_Exercise description_.
Wherever "CLMD" appears in a line, list that line.

_Supplied records_.
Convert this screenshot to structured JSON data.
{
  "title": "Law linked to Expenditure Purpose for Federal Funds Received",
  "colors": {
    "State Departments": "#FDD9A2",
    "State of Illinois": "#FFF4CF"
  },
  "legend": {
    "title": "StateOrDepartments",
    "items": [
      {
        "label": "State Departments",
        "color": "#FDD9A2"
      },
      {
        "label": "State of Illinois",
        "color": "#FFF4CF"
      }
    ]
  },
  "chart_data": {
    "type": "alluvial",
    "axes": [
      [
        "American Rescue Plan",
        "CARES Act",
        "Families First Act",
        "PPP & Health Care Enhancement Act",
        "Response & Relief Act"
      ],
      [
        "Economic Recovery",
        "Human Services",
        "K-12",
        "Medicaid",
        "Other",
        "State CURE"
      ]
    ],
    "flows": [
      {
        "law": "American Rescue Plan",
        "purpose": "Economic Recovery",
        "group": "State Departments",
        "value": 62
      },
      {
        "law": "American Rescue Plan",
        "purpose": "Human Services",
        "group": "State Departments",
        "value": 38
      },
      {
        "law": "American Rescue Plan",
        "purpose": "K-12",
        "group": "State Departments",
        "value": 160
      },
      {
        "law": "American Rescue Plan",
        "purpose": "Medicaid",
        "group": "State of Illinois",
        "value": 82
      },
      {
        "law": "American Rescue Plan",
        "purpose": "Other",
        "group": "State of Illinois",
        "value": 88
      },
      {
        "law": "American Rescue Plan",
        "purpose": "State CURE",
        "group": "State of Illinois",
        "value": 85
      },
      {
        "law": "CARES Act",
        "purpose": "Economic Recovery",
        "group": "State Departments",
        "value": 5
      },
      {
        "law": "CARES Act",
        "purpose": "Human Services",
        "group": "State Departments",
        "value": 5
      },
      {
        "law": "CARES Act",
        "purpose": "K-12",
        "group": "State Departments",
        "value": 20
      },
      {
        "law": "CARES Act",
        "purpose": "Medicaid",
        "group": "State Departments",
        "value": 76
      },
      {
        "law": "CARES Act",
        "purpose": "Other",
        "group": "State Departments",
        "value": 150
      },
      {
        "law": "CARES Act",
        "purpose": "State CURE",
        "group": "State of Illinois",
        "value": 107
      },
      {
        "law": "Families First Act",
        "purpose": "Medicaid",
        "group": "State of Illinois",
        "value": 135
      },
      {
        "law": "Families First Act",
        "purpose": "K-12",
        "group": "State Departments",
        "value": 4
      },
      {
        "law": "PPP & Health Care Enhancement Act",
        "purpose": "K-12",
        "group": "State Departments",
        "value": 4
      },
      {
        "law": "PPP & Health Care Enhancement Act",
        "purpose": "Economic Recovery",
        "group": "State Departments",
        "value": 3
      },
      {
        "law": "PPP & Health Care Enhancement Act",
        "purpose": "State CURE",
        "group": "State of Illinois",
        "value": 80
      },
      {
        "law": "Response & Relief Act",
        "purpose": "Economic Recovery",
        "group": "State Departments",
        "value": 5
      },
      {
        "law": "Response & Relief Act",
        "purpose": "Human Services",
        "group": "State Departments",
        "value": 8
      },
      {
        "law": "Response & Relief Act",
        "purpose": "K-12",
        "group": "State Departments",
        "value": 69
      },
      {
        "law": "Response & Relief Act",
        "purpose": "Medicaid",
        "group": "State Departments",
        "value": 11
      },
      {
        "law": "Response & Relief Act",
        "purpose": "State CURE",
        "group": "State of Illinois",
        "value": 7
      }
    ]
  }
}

---

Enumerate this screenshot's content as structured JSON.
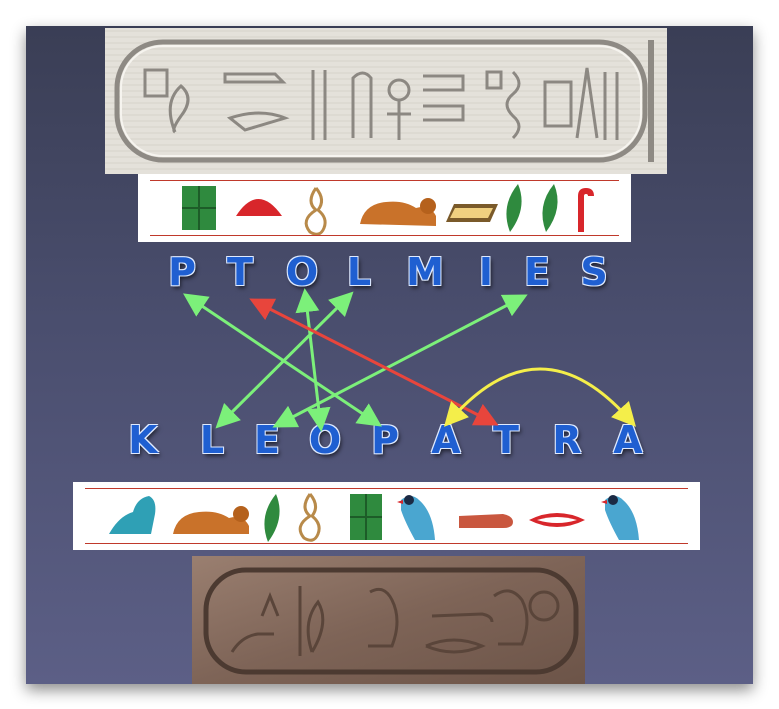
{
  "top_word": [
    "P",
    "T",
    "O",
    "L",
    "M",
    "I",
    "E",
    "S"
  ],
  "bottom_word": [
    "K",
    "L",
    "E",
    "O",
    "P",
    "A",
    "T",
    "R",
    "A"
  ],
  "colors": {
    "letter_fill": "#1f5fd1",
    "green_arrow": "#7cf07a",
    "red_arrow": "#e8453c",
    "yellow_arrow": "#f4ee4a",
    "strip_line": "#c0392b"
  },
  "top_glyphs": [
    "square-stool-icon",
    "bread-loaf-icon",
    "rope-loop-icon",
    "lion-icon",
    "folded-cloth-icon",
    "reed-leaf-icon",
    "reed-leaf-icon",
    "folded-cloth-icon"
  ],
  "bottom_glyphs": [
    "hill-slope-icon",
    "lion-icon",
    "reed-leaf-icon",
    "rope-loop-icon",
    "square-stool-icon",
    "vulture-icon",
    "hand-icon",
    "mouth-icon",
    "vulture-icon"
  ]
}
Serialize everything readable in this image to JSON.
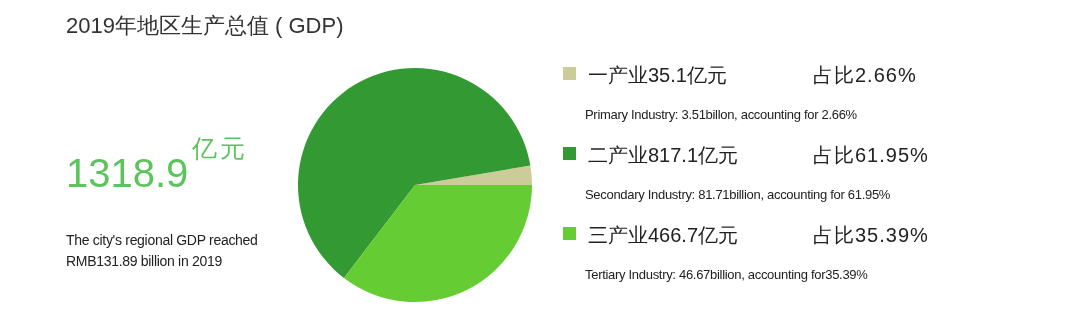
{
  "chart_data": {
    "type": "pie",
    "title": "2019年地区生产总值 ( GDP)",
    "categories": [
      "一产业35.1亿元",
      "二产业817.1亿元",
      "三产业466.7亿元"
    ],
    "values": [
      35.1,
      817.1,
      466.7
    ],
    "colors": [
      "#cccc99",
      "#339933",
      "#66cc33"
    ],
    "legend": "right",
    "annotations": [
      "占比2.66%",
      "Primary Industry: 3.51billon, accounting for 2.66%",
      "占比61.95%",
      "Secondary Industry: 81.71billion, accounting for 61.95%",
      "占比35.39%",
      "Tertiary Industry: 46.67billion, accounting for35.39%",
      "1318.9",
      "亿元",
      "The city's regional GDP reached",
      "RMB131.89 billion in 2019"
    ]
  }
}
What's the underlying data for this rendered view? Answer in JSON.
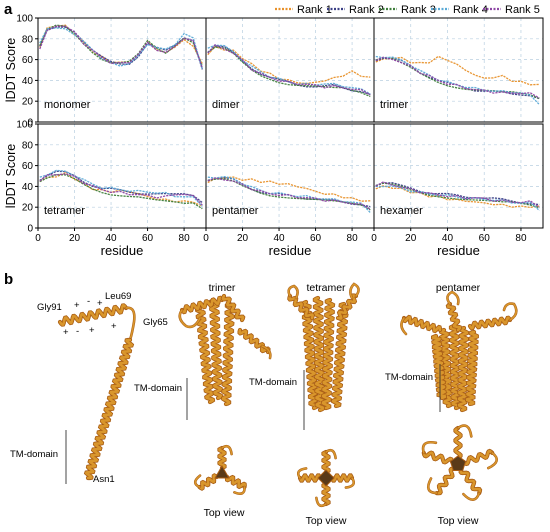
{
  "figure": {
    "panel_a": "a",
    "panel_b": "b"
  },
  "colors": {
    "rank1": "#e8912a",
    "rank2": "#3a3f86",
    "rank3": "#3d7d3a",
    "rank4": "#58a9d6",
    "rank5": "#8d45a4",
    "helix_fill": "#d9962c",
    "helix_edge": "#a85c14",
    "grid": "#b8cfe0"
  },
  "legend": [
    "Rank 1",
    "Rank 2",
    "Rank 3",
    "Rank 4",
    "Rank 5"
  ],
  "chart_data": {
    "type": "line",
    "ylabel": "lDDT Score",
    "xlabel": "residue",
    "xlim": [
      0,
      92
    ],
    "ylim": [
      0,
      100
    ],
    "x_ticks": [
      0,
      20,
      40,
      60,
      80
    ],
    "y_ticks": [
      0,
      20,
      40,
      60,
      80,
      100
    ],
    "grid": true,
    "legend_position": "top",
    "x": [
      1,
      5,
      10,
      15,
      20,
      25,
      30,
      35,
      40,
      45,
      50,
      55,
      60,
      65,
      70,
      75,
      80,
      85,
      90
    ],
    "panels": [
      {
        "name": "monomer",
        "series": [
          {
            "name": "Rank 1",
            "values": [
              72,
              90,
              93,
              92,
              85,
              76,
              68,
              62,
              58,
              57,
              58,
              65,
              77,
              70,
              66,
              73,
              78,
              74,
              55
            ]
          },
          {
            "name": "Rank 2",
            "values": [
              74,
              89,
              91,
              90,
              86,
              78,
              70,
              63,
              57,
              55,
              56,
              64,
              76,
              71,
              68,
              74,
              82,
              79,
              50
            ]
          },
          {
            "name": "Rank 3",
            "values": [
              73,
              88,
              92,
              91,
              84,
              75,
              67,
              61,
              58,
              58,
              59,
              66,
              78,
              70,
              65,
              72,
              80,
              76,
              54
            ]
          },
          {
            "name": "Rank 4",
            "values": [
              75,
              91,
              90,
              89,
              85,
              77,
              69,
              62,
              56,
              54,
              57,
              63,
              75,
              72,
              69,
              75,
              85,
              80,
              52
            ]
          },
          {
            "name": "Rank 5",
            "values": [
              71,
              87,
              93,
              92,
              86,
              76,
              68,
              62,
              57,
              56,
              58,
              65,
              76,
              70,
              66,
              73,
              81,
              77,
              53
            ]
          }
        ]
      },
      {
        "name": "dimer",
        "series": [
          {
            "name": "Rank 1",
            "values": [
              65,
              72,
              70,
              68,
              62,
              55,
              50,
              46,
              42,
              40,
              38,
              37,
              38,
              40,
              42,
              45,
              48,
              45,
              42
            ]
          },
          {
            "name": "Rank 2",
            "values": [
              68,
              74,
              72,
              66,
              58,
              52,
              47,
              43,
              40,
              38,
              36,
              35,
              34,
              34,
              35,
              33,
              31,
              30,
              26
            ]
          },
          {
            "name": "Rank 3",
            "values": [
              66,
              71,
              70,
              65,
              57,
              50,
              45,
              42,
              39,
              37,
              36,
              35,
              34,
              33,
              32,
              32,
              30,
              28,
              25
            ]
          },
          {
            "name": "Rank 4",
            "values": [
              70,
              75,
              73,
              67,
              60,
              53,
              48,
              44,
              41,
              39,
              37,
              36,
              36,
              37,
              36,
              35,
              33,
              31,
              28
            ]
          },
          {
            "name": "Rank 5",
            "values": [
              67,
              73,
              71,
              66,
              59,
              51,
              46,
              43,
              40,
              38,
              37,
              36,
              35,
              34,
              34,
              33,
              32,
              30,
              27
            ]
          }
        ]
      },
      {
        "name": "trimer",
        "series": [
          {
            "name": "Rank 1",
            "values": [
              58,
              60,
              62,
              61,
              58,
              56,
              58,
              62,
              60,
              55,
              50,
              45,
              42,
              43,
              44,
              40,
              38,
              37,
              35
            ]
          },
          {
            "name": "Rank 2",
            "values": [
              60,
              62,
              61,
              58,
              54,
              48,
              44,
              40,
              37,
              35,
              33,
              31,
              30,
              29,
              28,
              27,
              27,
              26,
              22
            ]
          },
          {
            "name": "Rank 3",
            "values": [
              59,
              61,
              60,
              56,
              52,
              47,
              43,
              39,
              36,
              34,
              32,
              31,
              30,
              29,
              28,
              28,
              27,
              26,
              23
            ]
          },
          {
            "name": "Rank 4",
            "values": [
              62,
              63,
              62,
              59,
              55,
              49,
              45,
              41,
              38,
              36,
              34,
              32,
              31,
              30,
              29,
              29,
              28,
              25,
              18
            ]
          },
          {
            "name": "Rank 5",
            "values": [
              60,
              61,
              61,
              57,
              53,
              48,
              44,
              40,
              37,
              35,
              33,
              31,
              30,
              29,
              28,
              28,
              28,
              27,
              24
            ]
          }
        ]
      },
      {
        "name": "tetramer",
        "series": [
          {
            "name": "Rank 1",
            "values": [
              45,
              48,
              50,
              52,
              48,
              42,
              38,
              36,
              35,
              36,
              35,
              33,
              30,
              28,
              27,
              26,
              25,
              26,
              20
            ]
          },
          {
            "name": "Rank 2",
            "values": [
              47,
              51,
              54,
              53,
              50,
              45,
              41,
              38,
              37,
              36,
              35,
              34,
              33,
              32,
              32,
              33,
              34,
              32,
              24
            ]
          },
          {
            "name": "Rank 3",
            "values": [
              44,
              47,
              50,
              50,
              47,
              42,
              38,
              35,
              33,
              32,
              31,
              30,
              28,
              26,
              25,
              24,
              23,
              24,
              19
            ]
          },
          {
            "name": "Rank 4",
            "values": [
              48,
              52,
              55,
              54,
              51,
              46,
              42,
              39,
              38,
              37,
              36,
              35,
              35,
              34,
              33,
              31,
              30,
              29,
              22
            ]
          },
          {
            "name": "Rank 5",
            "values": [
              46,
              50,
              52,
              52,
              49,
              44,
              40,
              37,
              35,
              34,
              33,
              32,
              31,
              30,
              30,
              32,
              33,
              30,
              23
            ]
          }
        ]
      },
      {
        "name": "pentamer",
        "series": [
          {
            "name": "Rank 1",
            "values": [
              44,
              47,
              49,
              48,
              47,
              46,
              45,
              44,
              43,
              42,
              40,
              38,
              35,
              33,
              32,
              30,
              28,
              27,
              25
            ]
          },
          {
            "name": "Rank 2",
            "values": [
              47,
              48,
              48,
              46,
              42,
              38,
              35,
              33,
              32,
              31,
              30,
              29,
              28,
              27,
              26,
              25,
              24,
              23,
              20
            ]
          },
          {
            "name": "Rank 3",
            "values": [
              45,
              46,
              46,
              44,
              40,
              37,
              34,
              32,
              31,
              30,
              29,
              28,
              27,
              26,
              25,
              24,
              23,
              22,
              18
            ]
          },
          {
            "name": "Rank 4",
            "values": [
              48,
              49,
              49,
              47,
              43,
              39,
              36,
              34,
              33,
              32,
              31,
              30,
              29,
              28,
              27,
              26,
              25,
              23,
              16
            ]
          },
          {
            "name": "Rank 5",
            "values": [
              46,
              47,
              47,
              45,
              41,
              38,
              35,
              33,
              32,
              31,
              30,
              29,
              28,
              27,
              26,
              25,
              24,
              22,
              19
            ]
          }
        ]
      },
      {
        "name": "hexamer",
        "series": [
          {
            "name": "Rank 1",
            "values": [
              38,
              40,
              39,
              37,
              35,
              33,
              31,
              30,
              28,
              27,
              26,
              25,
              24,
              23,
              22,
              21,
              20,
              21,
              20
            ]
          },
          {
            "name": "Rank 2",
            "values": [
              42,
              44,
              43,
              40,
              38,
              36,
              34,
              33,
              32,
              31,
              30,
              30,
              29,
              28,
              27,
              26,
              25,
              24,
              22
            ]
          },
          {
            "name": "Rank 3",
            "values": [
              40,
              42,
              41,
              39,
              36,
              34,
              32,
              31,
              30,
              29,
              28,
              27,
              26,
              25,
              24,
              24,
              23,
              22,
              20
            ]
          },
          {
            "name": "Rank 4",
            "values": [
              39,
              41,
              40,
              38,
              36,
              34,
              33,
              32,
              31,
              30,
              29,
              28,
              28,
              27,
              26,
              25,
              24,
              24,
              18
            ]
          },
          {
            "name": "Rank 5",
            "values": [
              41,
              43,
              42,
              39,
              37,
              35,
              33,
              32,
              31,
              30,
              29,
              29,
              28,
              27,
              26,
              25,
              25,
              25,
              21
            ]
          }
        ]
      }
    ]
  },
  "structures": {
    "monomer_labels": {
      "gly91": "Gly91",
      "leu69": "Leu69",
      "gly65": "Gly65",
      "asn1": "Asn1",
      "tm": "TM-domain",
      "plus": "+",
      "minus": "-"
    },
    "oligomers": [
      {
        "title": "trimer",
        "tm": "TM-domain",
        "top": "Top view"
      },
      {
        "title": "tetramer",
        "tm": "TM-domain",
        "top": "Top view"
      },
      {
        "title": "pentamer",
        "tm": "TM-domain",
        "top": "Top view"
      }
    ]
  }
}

==

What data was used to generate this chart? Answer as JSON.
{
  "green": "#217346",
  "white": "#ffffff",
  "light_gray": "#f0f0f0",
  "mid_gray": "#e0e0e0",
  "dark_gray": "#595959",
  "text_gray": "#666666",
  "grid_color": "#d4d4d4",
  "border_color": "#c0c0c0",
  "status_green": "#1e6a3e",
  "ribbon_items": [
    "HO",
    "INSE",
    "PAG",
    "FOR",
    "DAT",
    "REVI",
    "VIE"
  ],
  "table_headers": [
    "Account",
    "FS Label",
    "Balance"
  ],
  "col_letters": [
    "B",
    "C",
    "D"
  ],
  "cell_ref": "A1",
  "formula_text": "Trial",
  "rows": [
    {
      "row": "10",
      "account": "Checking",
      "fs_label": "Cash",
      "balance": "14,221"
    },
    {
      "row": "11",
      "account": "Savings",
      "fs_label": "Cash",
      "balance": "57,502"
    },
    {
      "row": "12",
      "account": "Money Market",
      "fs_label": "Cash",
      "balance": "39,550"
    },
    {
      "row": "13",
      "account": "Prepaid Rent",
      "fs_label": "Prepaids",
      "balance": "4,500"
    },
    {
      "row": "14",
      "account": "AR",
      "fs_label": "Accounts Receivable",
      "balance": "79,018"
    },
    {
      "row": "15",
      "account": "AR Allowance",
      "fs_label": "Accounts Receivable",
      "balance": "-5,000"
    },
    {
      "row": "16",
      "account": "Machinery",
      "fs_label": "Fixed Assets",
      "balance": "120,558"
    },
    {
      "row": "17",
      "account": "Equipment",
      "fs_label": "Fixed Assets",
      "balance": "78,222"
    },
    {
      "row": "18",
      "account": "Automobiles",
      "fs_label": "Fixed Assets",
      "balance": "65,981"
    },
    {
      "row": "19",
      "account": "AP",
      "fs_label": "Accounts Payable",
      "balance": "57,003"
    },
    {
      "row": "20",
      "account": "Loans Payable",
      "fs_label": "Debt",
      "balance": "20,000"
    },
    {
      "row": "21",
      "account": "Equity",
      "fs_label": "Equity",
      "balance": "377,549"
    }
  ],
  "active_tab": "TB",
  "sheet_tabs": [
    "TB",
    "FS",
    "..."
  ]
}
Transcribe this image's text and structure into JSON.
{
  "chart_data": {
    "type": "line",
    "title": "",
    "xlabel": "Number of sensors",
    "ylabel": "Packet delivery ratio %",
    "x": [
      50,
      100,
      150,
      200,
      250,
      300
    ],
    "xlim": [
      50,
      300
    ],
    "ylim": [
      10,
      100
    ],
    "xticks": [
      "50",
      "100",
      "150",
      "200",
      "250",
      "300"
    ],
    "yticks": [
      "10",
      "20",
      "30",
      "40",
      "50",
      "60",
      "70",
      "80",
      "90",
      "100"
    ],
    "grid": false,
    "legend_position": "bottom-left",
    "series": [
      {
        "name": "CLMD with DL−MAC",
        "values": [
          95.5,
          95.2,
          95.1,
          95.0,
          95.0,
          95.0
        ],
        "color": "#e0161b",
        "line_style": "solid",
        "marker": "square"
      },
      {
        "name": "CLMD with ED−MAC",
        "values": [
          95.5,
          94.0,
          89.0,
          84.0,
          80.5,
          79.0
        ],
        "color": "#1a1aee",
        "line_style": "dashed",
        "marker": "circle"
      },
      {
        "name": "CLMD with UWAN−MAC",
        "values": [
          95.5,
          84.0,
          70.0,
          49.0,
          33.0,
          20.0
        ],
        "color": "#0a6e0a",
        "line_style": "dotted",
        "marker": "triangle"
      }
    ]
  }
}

_Task output_.
        "name": "CLMD with DL−MAC",
        "name": "CLMD with ED−MAC",
        "name": "CLMD with UWAN−MAC",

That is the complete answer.